REQUIREMENTS:
Work through the entries below and report how many lines include "votre". The number alone is the answer.

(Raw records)
%%
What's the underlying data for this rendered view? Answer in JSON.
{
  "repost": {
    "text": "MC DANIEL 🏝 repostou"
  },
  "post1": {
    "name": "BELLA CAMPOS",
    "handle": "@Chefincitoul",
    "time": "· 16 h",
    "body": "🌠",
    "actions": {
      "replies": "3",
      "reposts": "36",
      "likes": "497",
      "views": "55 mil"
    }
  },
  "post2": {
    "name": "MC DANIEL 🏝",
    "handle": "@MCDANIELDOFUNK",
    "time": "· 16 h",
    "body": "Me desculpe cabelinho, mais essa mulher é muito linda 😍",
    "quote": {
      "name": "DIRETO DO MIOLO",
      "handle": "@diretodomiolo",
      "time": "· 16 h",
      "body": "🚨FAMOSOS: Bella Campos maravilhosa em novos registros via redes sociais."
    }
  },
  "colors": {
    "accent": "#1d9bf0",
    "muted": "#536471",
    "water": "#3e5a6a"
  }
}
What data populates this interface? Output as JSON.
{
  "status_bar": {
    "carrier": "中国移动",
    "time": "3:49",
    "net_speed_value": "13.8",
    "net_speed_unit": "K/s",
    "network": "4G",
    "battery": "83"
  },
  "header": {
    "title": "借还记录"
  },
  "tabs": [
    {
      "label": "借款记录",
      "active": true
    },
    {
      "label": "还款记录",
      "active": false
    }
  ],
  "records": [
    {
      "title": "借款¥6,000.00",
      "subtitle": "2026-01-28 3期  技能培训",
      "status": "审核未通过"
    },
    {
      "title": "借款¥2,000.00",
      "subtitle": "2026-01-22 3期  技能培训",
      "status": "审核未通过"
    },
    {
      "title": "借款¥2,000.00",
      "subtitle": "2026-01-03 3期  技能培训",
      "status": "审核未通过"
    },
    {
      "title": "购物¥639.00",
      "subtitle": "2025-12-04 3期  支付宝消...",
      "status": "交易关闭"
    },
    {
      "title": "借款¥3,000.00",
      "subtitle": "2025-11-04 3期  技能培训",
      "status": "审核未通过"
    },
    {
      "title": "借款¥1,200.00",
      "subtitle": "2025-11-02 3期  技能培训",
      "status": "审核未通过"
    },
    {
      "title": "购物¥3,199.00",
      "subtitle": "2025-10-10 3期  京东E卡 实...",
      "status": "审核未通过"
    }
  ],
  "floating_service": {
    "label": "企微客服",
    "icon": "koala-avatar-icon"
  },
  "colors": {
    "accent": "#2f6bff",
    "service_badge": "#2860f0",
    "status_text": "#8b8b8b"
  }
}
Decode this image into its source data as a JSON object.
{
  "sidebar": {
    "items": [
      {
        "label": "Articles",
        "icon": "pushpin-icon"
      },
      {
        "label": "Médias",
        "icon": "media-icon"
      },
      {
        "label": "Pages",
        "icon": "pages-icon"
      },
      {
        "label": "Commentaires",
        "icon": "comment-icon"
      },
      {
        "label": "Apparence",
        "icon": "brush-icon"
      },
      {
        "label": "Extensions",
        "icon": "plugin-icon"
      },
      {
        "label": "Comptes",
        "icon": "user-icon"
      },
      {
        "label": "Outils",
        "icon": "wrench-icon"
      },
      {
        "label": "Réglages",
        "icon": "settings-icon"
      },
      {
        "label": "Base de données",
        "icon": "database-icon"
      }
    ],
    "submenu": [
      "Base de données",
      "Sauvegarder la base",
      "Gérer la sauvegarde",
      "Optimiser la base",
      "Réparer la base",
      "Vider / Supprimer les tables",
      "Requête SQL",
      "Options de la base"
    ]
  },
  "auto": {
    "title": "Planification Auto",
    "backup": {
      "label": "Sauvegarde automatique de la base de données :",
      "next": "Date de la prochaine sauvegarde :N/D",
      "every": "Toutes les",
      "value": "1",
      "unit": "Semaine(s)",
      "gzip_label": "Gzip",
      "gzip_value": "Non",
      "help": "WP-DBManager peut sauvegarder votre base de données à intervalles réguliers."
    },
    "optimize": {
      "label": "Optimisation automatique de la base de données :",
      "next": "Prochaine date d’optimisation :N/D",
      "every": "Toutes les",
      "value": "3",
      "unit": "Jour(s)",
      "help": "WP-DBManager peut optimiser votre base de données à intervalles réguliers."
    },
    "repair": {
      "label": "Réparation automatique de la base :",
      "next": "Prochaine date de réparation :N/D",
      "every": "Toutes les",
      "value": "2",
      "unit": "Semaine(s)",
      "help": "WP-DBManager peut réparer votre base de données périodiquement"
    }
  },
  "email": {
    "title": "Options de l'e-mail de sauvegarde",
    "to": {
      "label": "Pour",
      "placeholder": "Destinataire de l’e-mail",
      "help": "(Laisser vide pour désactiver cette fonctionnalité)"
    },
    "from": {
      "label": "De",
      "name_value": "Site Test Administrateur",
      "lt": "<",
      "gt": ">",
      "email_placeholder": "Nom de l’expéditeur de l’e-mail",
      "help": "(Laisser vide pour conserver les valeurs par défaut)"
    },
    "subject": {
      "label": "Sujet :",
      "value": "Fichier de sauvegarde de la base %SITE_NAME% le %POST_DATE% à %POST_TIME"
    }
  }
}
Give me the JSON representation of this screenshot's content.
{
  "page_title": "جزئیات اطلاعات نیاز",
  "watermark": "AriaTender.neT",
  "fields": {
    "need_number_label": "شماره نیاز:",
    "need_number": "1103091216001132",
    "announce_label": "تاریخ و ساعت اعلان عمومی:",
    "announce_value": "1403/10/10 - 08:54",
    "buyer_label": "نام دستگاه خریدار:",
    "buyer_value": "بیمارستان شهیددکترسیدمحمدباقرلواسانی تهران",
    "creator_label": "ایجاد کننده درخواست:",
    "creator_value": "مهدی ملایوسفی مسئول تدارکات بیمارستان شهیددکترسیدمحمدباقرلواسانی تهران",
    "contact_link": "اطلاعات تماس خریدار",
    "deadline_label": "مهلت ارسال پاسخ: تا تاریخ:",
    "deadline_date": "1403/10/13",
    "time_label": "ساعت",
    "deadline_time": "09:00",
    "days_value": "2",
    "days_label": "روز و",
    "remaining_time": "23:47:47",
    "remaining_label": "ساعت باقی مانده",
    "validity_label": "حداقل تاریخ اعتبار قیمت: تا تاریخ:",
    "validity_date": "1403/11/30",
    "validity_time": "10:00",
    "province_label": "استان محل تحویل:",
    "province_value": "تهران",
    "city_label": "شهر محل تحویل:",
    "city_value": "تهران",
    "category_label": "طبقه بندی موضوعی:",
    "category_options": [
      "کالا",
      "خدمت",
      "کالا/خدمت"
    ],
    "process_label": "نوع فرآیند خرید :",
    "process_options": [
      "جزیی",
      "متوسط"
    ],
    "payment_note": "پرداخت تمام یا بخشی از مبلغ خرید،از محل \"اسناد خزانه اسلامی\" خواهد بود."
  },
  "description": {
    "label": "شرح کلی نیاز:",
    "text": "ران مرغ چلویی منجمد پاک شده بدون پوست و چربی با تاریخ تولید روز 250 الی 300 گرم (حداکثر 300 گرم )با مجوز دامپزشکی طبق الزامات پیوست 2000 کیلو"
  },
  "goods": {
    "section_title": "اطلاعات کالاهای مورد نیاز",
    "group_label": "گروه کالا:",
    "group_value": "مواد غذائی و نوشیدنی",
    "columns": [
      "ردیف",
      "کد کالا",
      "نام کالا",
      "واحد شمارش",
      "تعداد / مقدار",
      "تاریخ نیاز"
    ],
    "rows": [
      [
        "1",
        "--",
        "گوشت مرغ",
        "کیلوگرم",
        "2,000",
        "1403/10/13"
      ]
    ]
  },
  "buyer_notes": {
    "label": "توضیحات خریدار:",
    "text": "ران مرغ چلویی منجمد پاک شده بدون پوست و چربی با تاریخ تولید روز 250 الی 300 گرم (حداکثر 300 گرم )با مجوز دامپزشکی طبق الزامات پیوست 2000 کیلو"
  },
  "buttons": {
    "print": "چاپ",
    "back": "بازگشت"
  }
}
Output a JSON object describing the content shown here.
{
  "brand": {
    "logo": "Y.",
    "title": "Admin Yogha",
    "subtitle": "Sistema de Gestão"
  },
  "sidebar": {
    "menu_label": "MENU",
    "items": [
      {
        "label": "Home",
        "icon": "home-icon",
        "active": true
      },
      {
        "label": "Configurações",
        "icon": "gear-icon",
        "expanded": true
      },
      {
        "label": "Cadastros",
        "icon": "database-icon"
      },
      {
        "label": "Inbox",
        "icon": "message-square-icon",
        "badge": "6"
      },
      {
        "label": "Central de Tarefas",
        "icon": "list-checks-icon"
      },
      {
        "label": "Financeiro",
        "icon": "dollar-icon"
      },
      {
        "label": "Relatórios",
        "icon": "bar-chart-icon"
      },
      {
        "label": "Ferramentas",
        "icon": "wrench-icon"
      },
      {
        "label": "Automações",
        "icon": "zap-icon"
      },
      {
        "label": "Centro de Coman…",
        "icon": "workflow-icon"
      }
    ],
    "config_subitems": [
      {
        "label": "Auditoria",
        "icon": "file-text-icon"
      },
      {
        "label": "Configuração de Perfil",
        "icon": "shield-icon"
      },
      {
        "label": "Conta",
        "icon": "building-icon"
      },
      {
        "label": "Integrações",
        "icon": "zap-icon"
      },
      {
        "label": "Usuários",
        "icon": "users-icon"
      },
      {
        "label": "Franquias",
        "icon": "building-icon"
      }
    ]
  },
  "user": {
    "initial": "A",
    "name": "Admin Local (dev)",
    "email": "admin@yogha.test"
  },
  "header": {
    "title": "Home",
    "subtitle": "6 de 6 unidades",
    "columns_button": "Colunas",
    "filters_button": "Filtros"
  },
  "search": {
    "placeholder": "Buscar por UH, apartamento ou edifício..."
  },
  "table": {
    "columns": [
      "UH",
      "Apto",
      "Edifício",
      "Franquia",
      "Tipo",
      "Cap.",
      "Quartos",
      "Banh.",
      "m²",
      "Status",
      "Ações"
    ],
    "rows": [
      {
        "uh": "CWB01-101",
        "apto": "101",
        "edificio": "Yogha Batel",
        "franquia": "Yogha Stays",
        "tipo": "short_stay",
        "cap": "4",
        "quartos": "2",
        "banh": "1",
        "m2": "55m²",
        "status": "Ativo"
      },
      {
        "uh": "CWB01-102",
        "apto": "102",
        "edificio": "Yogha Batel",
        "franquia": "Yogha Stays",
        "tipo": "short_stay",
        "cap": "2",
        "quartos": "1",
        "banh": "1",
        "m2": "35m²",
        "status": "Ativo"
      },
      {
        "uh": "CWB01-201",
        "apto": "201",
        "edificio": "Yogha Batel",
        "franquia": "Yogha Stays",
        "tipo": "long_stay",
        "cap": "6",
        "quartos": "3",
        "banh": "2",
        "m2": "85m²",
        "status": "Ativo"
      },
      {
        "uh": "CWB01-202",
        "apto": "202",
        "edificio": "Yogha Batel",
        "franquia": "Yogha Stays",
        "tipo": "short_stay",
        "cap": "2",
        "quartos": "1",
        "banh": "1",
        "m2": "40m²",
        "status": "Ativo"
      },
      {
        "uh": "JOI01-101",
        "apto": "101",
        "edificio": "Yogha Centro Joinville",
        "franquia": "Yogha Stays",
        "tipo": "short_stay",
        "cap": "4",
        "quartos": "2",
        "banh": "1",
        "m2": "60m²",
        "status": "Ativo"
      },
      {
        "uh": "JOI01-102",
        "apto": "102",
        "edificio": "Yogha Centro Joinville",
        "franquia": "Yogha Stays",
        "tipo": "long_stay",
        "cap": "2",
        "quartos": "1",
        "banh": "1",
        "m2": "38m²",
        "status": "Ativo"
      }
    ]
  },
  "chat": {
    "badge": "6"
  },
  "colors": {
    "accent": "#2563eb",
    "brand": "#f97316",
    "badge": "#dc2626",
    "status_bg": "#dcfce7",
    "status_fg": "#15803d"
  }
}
%%
RESULT OF THE TASK:
3